- _Required task_
Repeat the listing in full. Nothing may be added or left out.

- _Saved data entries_
* * *

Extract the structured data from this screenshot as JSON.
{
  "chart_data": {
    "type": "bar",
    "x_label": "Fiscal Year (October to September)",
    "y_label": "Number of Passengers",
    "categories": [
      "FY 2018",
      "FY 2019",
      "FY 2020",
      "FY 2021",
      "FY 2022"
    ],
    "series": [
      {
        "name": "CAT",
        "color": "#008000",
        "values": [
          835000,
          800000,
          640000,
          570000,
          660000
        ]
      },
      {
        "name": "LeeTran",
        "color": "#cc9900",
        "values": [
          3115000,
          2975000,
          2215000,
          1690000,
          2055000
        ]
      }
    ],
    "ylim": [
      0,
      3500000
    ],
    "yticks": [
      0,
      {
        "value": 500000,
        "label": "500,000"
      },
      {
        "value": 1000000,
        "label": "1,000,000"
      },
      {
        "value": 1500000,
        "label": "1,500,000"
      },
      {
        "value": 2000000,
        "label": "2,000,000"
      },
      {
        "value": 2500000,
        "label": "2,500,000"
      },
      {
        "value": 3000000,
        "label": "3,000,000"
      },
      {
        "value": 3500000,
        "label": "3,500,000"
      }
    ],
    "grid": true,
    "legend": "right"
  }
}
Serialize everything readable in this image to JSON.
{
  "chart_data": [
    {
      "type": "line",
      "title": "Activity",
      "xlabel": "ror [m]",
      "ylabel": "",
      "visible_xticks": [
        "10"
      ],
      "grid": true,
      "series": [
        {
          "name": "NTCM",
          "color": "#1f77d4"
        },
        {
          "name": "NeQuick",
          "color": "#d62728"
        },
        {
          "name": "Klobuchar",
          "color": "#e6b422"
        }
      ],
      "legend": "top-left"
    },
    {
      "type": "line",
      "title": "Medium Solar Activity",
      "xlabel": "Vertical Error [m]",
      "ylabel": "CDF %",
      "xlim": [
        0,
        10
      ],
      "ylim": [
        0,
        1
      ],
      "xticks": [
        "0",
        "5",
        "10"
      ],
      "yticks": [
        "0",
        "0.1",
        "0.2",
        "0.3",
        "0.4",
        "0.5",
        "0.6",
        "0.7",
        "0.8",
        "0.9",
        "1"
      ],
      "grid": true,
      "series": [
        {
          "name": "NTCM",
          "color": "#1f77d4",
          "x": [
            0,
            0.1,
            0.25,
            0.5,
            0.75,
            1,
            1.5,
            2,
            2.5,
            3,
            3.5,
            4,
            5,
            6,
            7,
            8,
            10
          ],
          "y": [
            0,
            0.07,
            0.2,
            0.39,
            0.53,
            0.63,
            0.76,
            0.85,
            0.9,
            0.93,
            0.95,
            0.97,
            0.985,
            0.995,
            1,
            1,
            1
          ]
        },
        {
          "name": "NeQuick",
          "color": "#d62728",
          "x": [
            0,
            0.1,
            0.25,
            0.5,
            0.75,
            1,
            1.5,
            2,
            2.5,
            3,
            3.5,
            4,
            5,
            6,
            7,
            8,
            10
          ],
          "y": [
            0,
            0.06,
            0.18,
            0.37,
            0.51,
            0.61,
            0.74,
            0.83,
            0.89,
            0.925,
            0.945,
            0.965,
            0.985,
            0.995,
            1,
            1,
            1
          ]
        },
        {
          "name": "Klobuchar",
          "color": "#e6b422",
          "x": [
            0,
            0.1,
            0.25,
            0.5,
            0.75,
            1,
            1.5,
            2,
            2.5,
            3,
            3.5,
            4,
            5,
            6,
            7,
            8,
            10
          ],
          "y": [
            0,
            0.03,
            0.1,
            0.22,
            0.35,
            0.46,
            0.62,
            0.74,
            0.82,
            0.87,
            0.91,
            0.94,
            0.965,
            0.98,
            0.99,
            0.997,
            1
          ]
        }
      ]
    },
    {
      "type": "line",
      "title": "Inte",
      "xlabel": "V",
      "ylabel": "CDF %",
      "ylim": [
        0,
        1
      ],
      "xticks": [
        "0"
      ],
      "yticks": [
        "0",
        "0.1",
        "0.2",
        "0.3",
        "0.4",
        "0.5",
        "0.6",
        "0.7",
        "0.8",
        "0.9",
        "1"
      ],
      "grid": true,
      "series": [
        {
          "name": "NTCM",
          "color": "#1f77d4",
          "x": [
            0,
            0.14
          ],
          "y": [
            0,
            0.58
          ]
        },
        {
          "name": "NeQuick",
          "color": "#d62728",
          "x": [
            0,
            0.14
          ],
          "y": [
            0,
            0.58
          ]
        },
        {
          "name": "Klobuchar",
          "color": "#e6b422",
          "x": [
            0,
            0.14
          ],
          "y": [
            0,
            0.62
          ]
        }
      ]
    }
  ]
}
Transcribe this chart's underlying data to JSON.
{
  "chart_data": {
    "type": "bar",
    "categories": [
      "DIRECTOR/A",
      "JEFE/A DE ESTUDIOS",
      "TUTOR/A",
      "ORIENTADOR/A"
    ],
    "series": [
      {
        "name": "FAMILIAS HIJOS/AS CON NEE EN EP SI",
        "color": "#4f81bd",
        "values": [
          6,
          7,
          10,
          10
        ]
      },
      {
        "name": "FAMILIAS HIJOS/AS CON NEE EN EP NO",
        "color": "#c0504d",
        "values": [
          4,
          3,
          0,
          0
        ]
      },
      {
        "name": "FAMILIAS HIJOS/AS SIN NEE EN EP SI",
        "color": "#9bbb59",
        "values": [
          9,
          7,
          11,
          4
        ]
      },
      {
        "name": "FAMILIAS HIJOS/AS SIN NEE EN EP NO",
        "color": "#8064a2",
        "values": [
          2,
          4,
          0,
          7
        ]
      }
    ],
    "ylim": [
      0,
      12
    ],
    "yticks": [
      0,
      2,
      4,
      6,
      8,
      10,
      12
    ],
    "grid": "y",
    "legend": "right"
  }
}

* * *

- _Exercise output_
Extract the structured data from this screenshot as JSON.
{
  "chart_data": {
    "type": "bar",
    "x_label": "Fiscal Year (October to September)",
    "y_label": "Number of Passengers",
    "categories": [
      "FY 2018",
      "FY 2019",
      "FY 2020",
      "FY 2021",
      "FY 2022"
    ],
    "series": [
      {
        "name": "CAT",
        "color": "#008000",
        "values": [
          835000,
          800000,
          640000,
          570000,
          660000
        ]
      },
      {
        "name": "LeeTran",
        "color": "#cc9900",
        "values": [
          3115000,
          2975000,
          2215000,
          1690000,
          2055000
        ]
      }
    ],
    "ylim": [
      0,
      3500000
    ],
    "yticks": [
      0,
      {
        "value": 500000,
        "label": "500,000"
      },
      {
        "value": 1000000,
        "label": "1,000,000"
      },
      {
        "value": 1500000,
        "label": "1,500,000"
      },
      {
        "value": 2000000,
        "label": "2,000,000"
      },
      {
        "value": 2500000,
        "label": "2,500,000"
      },
      {
        "value": 3000000,
        "label": "3,000,000"
      },
      {
        "value": 3500000,
        "label": "3,500,000"
      }
    ],
    "grid": true,
    "legend": "right"
  }
}
Serialize everything readable in this image to JSON.
{
  "chart_data": [
    {
      "type": "line",
      "title": "Activity",
      "xlabel": "ror [m]",
      "ylabel": "",
      "visible_xticks": [
        "10"
      ],
      "grid": true,
      "series": [
        {
          "name": "NTCM",
          "color": "#1f77d4"
        },
        {
          "name": "NeQuick",
          "color": "#d62728"
        },
        {
          "name": "Klobuchar",
          "color": "#e6b422"
        }
      ],
      "legend": "top-left"
    },
    {
      "type": "line",
      "title": "Medium Solar Activity",
      "xlabel": "Vertical Error [m]",
      "ylabel": "CDF %",
      "xlim": [
        0,
        10
      ],
      "ylim": [
        0,
        1
      ],
      "xticks": [
        "0",
        "5",
        "10"
      ],
      "yticks": [
        "0",
        "0.1",
        "0.2",
        "0.3",
        "0.4",
        "0.5",
        "0.6",
        "0.7",
        "0.8",
        "0.9",
        "1"
      ],
      "grid": true,
      "series": [
        {
          "name": "NTCM",
          "color": "#1f77d4",
          "x": [
            0,
            0.1,
            0.25,
            0.5,
            0.75,
            1,
            1.5,
            2,
            2.5,
            3,
            3.5,
            4,
            5,
            6,
            7,
            8,
            10
          ],
          "y": [
            0,
            0.07,
            0.2,
            0.39,
            0.53,
            0.63,
            0.76,
            0.85,
            0.9,
            0.93,
            0.95,
            0.97,
            0.985,
            0.995,
            1,
            1,
            1
          ]
        },
        {
          "name": "NeQuick",
          "color": "#d62728",
          "x": [
            0,
            0.1,
            0.25,
            0.5,
            0.75,
            1,
            1.5,
            2,
            2.5,
            3,
            3.5,
            4,
            5,
            6,
            7,
            8,
            10
          ],
          "y": [
            0,
            0.06,
            0.18,
            0.37,
            0.51,
            0.61,
            0.74,
            0.83,
            0.89,
            0.925,
            0.945,
            0.965,
            0.985,
            0.995,
            1,
            1,
            1
          ]
        },
        {
          "name": "Klobuchar",
          "color": "#e6b422",
          "x": [
            0,
            0.1,
            0.25,
            0.5,
            0.75,
            1,
            1.5,
            2,
            2.5,
            3,
            3.5,
            4,
            5,
            6,
            7,
            8,
            10
          ],
          "y": [
            0,
            0.03,
            0.1,
            0.22,
            0.35,
            0.46,
            0.62,
            0.74,
            0.82,
            0.87,
            0.91,
            0.94,
            0.965,
            0.98,
            0.99,
            0.997,
            1
          ]
        }
      ]
    },
    {
      "type": "line",
      "title": "Inte",
      "xlabel": "V",
      "ylabel": "CDF %",
      "ylim": [
        0,
        1
      ],
      "xticks": [
        "0"
      ],
      "yticks": [
        "0",
        "0.1",
        "0.2",
        "0.3",
        "0.4",
        "0.5",
        "0.6",
        "0.7",
        "0.8",
        "0.9",
        "1"
      ],
      "grid": true,
      "series": [
        {
          "name": "NTCM",
          "color": "#1f77d4",
          "x": [
            0,
            0.14
          ],
          "y": [
            0,
            0.58
          ]
        },
        {
          "name": "NeQuick",
          "color": "#d62728",
          "x": [
            0,
            0.14
          ],
          "y": [
            0,
            0.58
          ]
        },
        {
          "name": "Klobuchar",
          "color": "#e6b422",
          "x": [
            0,
            0.14
          ],
          "y": [
            0,
            0.62
          ]
        }
      ]
    }
  ]
}
Transcribe this chart's underlying data to JSON.
{
  "chart_data": {
    "type": "bar",
    "categories": [
      "DIRECTOR/A",
      "JEFE/A DE ESTUDIOS",
      "TUTOR/A",
      "ORIENTADOR/A"
    ],
    "series": [
      {
        "name": "FAMILIAS HIJOS/AS CON NEE EN EP SI",
        "color": "#4f81bd",
        "values": [
          6,
          7,
          10,
          10
        ]
      },
      {
        "name": "FAMILIAS HIJOS/AS CON NEE EN EP NO",
        "color": "#c0504d",
        "values": [
          4,
          3,
          0,
          0
        ]
      },
      {
        "name": "FAMILIAS HIJOS/AS SIN NEE EN EP SI",
        "color": "#9bbb59",
        "values": [
          9,
          7,
          11,
          4
        ]
      },
      {
        "name": "FAMILIAS HIJOS/AS SIN NEE EN EP NO",
        "color": "#8064a2",
        "values": [
          2,
          4,
          0,
          7
        ]
      }
    ],
    "ylim": [
      0,
      12
    ],
    "yticks": [
      0,
      2,
      4,
      6,
      8,
      10,
      12
    ],
    "grid": "y",
    "legend": "right"
  }
}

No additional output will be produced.